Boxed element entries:
----------------

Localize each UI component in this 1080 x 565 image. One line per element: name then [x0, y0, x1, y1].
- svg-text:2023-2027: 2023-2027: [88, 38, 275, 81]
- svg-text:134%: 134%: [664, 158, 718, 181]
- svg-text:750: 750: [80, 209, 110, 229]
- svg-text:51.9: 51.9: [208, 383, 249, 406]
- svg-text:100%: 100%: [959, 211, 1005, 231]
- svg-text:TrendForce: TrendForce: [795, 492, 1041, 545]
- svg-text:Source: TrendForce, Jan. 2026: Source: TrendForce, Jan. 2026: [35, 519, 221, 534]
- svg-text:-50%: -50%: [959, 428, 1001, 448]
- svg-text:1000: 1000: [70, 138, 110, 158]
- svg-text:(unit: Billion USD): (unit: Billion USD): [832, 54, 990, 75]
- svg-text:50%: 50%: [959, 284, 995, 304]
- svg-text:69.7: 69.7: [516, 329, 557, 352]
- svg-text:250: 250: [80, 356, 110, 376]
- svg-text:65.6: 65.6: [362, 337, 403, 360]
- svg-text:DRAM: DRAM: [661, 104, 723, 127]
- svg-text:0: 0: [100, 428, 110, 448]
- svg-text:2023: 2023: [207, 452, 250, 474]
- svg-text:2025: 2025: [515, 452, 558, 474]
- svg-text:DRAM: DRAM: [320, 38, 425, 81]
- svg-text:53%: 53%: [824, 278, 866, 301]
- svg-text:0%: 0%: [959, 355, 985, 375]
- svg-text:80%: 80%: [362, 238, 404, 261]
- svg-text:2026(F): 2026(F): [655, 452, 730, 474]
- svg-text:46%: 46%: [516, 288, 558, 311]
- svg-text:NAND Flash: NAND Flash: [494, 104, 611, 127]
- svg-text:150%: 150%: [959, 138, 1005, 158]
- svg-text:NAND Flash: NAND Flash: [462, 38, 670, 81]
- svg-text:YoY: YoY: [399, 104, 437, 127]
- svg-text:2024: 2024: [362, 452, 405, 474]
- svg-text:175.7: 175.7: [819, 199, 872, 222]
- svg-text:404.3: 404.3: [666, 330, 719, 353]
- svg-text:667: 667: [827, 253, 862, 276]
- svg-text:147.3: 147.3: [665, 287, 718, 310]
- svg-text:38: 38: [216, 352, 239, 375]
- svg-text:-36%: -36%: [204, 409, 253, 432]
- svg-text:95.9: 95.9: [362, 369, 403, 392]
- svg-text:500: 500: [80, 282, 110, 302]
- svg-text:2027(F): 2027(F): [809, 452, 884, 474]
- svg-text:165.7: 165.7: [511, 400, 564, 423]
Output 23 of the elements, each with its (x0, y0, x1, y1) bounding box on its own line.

----------------

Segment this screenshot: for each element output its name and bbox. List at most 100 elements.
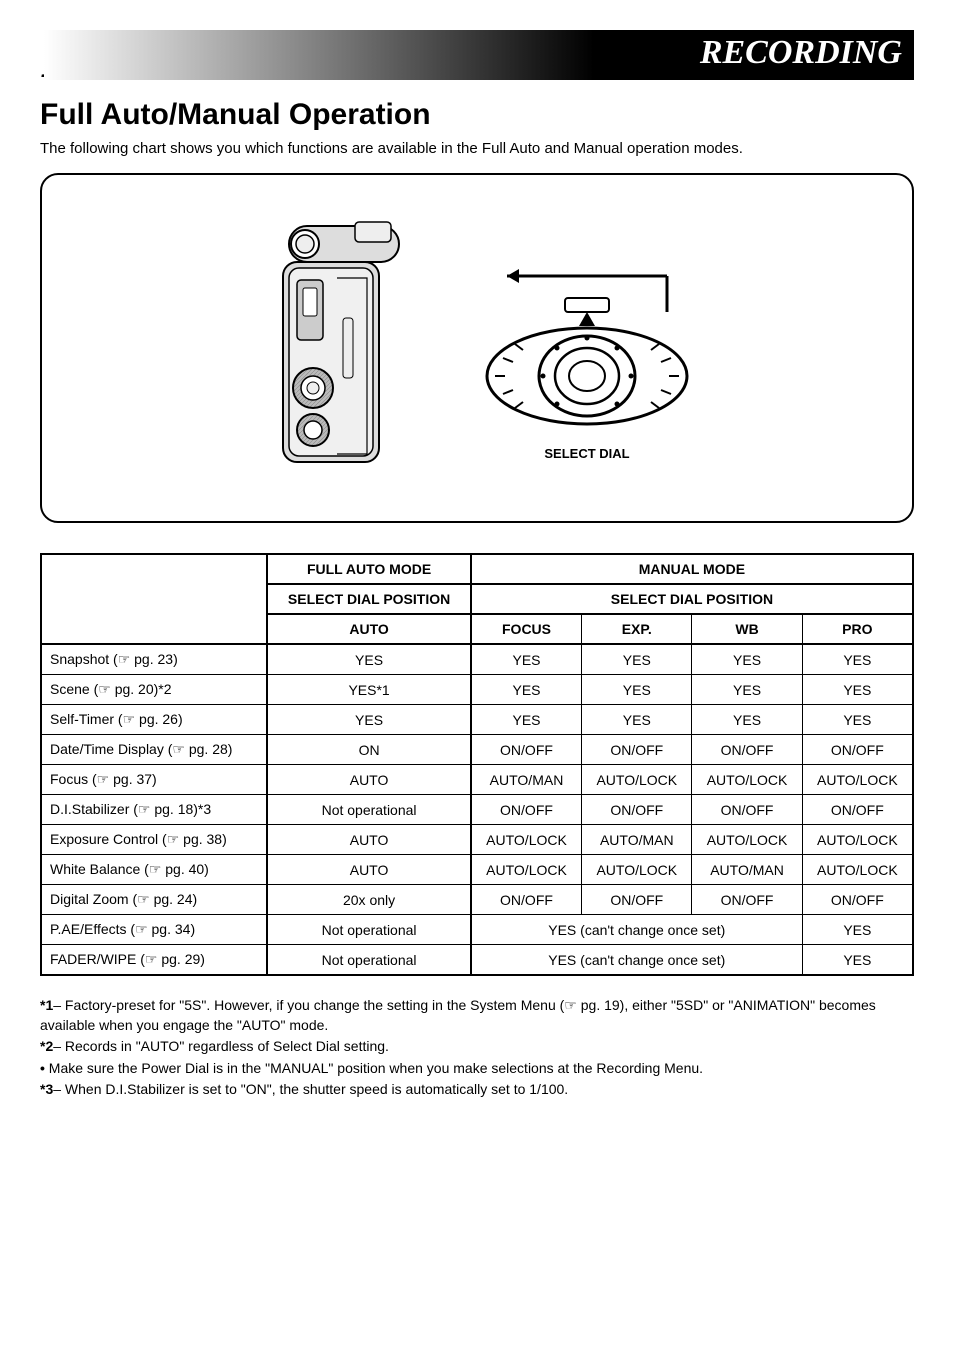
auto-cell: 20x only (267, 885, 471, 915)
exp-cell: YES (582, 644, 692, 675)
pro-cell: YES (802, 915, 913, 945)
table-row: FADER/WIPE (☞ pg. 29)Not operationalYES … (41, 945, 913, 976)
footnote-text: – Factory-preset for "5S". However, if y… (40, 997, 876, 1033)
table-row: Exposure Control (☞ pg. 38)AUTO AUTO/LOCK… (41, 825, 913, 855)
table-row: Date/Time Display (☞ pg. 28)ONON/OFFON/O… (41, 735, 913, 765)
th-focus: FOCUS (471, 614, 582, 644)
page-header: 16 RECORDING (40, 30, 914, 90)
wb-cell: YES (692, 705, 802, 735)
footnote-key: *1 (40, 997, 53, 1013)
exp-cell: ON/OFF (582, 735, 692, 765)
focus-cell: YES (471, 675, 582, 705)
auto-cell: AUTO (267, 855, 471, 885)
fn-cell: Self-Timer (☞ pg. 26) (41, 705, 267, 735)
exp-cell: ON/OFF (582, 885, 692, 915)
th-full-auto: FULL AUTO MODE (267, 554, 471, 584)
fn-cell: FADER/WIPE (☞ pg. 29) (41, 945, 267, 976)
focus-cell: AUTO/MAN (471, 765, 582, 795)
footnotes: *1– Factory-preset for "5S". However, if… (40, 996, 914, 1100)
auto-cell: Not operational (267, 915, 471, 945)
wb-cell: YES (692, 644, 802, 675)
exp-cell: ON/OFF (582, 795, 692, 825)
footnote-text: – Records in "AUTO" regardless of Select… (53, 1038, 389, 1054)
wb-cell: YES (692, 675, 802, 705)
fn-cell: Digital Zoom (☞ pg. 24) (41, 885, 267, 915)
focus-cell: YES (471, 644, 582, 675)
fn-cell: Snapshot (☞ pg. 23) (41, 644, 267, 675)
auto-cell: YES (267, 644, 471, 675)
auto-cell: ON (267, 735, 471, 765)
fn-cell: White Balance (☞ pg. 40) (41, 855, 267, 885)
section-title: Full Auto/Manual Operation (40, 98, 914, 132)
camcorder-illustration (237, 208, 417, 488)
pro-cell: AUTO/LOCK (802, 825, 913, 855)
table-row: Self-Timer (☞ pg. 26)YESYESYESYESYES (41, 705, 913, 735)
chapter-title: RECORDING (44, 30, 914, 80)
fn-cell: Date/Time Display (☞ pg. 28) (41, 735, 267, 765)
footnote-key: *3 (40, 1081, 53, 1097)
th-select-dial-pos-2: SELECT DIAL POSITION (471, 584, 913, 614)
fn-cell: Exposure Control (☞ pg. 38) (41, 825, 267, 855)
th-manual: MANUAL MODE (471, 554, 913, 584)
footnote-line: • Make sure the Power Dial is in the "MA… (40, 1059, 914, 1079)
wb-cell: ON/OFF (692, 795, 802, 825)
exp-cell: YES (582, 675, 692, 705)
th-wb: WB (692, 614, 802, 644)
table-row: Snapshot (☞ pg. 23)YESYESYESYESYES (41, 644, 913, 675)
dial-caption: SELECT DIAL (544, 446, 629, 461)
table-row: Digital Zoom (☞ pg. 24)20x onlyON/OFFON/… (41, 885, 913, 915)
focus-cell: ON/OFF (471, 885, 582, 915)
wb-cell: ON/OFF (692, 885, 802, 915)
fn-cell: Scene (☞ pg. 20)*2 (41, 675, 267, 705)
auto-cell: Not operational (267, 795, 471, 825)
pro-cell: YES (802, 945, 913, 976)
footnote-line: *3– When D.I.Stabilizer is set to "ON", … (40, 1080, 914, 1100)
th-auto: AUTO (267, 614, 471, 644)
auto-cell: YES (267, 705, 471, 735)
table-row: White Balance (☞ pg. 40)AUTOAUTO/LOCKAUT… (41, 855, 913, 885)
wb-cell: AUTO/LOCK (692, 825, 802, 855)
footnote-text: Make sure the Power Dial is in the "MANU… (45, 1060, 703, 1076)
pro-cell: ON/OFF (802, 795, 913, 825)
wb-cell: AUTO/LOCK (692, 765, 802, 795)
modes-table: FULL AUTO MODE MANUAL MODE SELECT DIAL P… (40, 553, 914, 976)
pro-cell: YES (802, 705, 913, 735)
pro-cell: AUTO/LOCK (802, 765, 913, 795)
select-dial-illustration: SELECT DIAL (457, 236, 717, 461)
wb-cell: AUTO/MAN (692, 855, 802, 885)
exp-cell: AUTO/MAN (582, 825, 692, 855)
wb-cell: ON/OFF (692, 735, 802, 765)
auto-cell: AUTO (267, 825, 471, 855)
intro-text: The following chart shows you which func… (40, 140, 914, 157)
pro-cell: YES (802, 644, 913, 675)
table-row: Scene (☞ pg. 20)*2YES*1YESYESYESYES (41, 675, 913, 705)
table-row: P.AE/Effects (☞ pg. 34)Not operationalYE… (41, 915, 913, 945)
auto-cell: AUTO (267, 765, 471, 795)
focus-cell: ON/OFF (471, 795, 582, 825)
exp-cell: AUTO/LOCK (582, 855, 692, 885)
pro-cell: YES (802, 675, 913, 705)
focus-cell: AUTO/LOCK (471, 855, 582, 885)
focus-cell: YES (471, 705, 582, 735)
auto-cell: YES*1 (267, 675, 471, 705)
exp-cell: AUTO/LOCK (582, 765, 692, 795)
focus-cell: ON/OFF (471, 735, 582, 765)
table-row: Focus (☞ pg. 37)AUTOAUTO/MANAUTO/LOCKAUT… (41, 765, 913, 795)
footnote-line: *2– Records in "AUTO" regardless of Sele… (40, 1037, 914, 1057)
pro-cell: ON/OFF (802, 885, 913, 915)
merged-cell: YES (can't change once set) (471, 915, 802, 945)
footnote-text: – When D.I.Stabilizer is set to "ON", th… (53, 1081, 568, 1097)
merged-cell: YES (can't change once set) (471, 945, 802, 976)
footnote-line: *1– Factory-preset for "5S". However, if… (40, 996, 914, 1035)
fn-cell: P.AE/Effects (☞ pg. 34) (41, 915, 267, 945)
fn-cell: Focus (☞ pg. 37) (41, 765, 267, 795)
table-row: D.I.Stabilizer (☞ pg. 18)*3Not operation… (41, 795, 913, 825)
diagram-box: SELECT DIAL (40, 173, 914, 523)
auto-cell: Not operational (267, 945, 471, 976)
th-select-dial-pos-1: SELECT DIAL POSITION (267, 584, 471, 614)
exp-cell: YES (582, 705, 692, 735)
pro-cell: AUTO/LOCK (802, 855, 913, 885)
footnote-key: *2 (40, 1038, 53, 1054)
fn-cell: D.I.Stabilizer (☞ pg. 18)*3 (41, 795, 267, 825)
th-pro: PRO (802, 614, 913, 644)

----------------

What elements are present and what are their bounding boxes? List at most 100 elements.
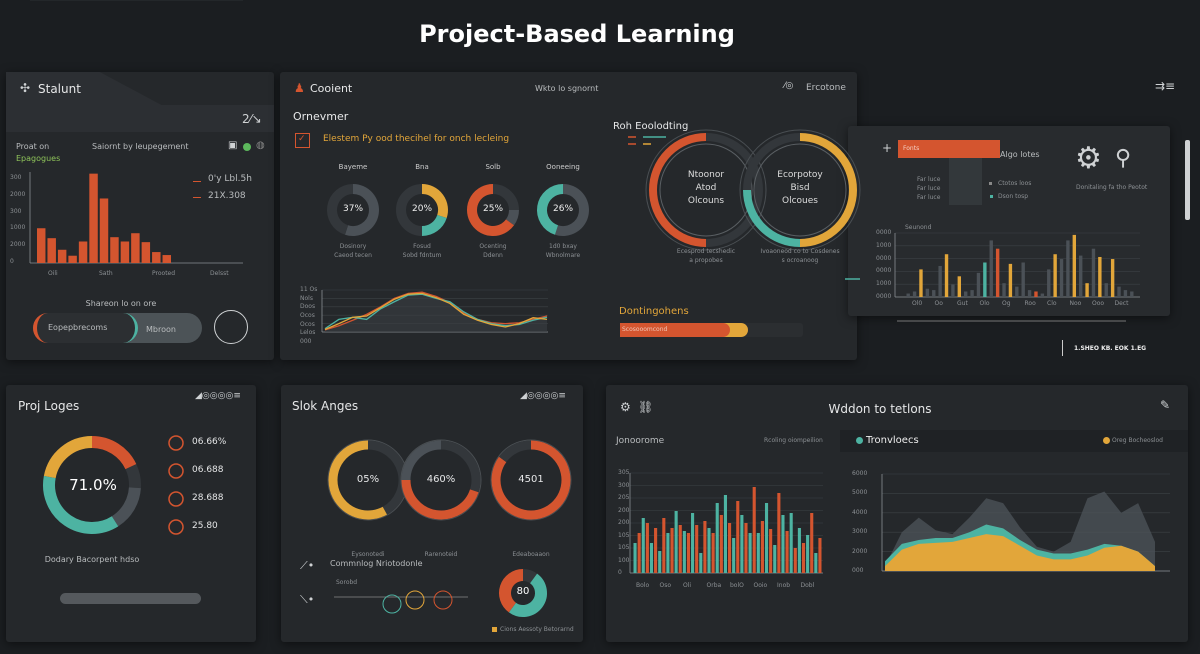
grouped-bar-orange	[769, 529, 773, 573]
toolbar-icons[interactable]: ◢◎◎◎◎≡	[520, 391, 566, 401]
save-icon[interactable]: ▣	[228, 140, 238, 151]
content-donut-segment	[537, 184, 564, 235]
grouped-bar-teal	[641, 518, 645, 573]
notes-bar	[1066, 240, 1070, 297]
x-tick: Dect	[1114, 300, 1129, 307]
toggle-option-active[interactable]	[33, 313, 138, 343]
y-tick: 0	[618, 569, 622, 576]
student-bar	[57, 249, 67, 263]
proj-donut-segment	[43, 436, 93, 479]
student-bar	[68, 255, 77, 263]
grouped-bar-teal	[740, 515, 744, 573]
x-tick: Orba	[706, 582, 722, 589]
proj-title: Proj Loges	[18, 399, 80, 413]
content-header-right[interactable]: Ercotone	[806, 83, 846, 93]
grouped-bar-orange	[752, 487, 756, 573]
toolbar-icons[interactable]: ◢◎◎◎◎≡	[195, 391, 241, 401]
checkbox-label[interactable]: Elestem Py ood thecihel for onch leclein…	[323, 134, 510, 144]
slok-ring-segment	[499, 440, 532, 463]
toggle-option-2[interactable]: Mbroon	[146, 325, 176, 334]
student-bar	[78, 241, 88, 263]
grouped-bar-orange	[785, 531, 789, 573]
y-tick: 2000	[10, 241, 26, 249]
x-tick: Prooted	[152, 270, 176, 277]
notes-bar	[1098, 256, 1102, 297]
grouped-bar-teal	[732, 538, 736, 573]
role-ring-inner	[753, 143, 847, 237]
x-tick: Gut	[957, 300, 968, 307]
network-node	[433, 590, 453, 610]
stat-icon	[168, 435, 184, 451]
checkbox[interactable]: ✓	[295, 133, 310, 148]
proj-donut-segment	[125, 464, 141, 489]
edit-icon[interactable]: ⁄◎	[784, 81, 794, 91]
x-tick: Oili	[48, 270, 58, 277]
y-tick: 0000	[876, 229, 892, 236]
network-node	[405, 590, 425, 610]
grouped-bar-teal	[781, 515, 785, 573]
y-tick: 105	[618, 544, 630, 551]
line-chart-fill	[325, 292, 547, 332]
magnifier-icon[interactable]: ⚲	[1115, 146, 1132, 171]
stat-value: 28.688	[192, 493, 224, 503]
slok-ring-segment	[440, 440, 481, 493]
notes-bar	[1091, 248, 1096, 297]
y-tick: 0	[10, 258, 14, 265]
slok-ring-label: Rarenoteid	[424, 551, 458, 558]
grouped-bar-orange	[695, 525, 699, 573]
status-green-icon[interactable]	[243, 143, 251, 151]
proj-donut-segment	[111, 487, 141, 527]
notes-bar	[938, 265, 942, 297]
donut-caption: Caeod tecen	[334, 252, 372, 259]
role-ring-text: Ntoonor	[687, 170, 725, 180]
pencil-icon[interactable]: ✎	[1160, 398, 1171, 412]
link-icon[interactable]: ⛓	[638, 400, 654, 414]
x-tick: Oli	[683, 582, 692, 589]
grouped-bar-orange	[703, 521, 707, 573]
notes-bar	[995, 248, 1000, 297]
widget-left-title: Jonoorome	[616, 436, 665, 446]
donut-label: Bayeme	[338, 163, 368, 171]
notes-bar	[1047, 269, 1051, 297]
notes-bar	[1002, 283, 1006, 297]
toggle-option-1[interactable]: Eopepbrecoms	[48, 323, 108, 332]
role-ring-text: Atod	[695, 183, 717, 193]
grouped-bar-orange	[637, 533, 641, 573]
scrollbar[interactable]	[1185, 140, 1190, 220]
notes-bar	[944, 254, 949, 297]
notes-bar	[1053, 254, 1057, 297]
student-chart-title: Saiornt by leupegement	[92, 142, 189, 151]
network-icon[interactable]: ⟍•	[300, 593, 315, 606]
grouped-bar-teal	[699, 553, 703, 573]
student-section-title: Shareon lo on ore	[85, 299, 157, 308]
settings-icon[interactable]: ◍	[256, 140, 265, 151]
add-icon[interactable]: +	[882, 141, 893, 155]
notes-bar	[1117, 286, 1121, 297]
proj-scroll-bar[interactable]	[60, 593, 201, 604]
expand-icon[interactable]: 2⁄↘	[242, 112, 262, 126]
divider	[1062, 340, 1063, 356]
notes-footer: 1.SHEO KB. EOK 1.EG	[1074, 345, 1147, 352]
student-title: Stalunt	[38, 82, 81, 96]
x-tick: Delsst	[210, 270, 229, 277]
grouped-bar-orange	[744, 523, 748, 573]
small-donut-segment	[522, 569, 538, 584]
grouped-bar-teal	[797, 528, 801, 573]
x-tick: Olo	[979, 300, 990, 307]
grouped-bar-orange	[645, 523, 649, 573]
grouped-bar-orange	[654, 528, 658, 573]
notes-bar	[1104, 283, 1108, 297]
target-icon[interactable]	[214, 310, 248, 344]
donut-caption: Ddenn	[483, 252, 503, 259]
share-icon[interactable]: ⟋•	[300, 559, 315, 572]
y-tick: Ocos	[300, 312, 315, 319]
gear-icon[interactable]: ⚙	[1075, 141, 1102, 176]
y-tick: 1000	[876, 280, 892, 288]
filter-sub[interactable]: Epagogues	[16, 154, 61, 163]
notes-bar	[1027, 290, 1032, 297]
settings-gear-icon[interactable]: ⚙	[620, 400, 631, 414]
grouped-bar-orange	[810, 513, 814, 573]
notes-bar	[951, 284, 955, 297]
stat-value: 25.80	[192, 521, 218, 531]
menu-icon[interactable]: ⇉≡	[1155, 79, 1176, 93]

----------------

▸ **EXERCISE DESCRIPTION**
Reproduce the material word for word, beginning at the line that contains "Localize each UI" and stopping after the line that contains "- svg-text:1000: 1000: [70, 138, 110, 158]".

▸ **ANSWER TO THE PROBLEM**
Localize each UI component in this 1080 x 565 image. One line per element: name then [x0, y0, x1, y1].
- svg-text:2023-2027: 2023-2027: [88, 38, 275, 81]
- svg-text:134%: 134%: [664, 158, 718, 181]
- svg-text:750: 750: [80, 209, 110, 229]
- svg-text:51.9: 51.9: [208, 383, 249, 406]
- svg-text:100%: 100%: [959, 211, 1005, 231]
- svg-text:TrendForce: TrendForce: [795, 492, 1041, 545]
- svg-text:Source: TrendForce, Jan. 2026: Source: TrendForce, Jan. 2026: [35, 519, 221, 534]
- svg-text:-50%: -50%: [959, 428, 1001, 448]
- svg-text:1000: 1000: [70, 138, 110, 158]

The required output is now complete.